(Items from a data source)

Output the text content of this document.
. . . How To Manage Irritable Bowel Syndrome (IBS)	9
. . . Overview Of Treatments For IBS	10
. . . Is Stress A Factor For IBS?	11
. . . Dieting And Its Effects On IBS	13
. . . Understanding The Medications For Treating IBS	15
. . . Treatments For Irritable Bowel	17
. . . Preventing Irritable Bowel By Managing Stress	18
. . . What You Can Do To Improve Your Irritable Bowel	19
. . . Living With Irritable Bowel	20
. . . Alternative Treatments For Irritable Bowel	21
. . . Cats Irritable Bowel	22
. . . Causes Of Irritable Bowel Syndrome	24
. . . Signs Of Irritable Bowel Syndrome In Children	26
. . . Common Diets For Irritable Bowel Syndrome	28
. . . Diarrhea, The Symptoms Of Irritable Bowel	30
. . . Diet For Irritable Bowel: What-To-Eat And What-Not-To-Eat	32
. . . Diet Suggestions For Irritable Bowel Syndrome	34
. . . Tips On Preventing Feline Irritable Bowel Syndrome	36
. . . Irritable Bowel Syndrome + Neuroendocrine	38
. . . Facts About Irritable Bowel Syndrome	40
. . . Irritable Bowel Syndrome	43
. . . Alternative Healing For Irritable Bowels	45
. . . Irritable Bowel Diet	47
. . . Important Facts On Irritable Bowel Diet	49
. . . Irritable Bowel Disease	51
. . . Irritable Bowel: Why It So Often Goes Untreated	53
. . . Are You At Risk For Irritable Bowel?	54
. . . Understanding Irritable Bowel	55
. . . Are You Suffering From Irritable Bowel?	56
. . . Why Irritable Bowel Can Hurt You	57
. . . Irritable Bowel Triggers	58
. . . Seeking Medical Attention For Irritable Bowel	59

INSTRUCTION: Check each line above for the word "Alternative" and copy the ones that have it.

SOLUTION FOR THIS EXERCISE:
. . . Alternative Treatments For Irritable Bowel	21
. . . Alternative Healing For Irritable Bowels	45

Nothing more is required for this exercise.